>>>>>
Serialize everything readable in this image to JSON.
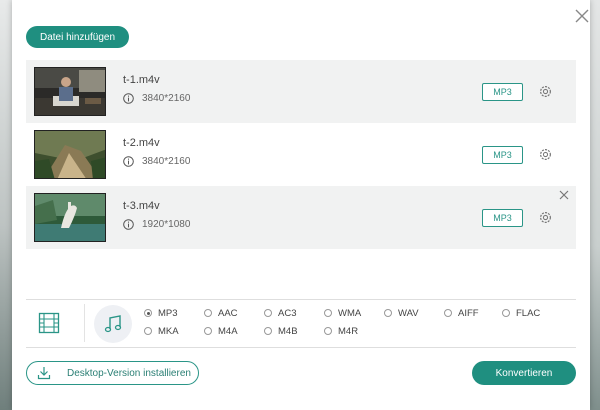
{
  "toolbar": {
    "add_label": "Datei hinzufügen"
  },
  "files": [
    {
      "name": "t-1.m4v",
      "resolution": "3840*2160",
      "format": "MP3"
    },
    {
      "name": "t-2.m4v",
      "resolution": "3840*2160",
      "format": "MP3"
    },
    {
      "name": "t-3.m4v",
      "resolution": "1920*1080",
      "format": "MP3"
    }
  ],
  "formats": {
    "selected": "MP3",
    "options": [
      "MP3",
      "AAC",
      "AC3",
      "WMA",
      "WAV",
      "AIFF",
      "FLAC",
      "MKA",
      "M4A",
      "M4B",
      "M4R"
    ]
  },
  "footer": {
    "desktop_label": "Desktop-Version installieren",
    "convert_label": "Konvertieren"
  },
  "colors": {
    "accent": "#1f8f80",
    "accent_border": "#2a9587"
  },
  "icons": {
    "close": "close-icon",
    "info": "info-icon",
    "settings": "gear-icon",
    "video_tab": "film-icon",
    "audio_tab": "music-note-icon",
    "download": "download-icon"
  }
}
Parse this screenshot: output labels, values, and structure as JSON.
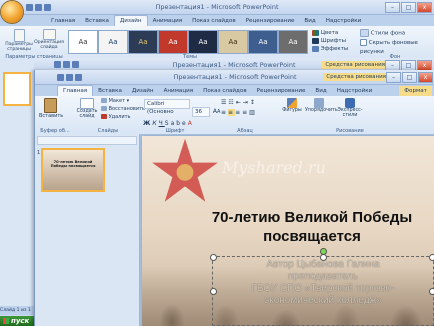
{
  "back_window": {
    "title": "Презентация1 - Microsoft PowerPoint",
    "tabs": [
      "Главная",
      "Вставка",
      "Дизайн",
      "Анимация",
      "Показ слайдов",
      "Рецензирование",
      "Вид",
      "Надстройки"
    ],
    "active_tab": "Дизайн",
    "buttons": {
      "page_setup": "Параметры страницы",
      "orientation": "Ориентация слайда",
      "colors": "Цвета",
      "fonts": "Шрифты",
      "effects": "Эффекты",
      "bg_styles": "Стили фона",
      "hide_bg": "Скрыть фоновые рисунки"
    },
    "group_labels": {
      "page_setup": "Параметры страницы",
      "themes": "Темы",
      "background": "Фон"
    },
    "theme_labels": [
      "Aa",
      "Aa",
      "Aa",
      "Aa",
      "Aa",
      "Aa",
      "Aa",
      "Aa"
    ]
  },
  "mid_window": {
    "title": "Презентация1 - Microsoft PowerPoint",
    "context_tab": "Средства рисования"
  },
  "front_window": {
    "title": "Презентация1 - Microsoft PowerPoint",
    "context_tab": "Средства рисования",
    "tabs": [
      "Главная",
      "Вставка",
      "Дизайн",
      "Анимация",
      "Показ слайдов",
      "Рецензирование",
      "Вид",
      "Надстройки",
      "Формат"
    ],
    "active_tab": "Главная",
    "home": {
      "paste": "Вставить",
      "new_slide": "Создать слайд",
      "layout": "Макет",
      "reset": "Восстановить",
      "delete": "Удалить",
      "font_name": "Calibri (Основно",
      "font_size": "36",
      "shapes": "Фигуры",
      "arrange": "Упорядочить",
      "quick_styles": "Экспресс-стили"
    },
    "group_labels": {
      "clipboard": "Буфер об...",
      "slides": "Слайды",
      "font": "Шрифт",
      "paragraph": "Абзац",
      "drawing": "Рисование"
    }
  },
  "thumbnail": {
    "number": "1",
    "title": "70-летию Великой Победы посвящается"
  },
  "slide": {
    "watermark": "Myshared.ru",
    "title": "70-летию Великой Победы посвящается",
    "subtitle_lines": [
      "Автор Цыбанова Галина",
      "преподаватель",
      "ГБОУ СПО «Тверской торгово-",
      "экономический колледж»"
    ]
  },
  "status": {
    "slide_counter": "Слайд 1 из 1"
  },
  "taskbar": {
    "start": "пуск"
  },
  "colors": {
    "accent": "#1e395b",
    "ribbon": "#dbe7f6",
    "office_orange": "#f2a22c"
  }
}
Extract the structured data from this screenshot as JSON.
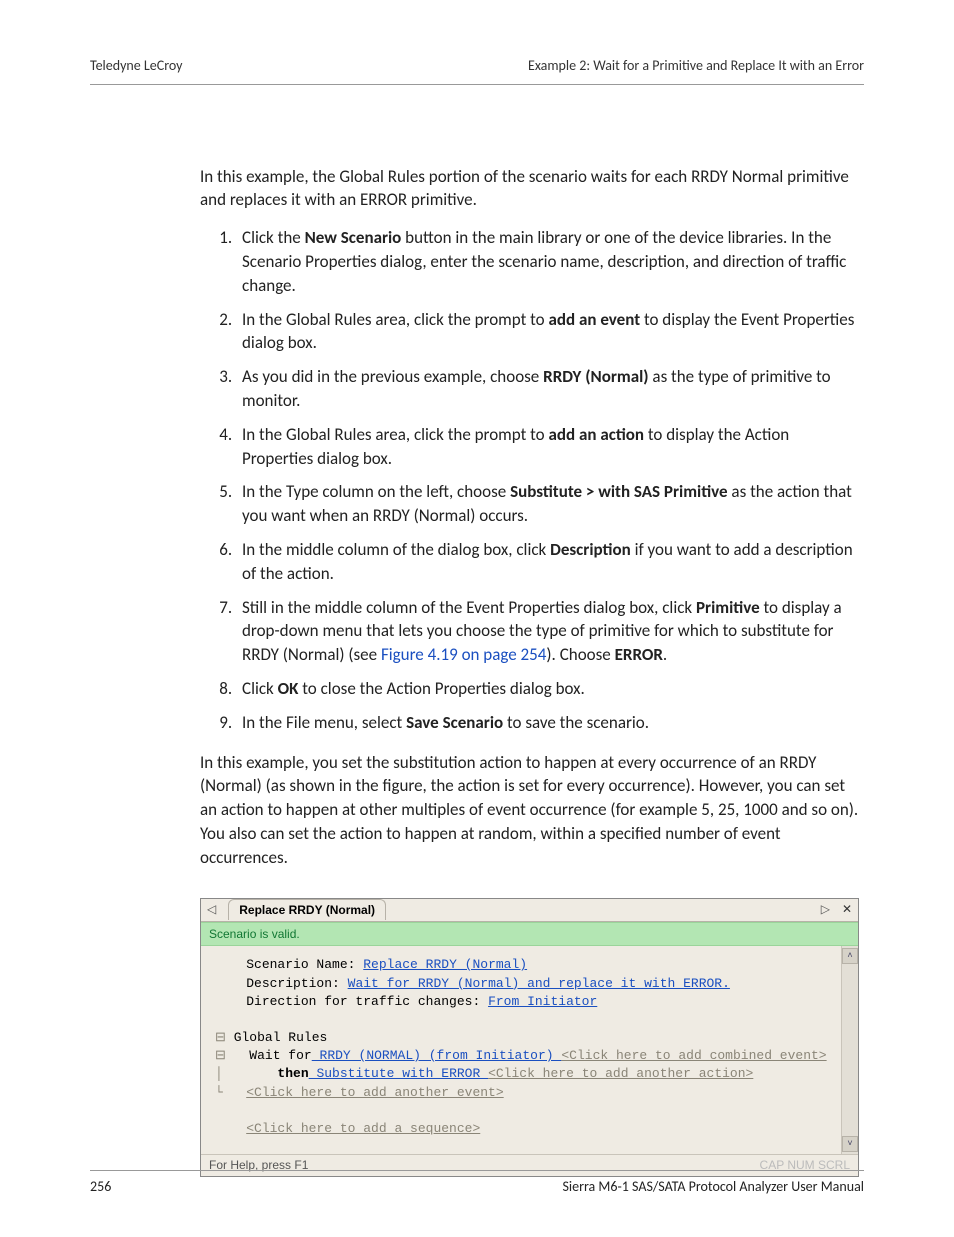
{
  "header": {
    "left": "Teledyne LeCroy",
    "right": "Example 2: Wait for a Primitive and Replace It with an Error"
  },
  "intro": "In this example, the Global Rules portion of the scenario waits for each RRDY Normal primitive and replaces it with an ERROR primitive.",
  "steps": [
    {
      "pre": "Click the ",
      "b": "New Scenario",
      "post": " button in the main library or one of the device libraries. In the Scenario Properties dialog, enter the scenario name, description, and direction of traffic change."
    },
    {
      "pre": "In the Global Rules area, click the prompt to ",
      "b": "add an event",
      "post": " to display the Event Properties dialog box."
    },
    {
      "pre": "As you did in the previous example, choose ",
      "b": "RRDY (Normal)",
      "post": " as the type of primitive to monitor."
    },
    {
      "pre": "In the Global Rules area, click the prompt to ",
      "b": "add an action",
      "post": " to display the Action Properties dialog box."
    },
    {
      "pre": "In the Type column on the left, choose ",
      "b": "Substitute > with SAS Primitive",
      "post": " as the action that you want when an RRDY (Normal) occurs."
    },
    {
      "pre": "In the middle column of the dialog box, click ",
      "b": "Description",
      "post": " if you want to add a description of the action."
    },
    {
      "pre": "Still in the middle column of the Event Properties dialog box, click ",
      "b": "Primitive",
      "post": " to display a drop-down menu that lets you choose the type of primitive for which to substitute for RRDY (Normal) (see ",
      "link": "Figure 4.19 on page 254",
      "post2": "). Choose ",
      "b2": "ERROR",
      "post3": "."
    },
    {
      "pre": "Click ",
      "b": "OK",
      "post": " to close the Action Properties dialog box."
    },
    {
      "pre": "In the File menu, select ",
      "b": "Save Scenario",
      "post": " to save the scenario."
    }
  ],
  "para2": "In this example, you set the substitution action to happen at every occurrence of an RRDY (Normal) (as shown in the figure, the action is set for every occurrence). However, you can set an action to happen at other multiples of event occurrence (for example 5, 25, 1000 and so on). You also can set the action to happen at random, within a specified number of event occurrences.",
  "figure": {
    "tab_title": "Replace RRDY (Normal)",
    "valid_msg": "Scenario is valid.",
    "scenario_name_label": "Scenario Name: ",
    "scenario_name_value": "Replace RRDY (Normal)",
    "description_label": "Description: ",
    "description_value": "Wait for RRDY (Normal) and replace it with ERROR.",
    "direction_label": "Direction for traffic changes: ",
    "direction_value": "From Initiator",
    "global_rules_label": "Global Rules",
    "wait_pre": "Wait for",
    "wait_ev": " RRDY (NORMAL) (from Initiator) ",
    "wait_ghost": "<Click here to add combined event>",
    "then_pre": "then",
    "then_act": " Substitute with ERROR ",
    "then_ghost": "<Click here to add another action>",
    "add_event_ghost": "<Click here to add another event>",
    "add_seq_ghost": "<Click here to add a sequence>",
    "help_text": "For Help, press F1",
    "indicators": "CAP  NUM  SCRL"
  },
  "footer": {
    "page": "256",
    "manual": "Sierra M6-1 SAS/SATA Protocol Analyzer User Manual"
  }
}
<<<<<
>>>>>
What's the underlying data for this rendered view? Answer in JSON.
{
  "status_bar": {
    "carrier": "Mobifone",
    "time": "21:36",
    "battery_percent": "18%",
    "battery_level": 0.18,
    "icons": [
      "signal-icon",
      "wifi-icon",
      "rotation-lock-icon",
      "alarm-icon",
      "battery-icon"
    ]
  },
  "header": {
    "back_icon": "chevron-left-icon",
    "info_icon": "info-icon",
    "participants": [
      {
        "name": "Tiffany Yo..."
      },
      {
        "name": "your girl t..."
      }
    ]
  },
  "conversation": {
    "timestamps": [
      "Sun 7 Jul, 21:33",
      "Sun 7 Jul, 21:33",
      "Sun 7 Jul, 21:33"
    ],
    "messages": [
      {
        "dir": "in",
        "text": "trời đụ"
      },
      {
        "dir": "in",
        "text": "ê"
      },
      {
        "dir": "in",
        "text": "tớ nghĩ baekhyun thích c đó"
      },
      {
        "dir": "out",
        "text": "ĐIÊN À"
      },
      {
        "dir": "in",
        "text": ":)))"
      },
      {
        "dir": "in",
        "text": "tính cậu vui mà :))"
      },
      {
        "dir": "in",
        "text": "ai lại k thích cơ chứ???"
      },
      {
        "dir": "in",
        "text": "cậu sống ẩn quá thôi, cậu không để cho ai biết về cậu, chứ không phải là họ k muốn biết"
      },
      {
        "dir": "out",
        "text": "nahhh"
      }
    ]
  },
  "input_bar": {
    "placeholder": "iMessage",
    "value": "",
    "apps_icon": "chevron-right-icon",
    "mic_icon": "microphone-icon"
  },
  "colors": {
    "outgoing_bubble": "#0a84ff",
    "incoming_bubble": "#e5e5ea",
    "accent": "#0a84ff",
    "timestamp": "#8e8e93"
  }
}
<<<<<
What this task involves
Working from the entries above, return all lines that contain "Победы".

Solution for this exercise
    "title": "70-летию Великой Победы посвящается"
    "title": "70-летию Великой Победы посвящается",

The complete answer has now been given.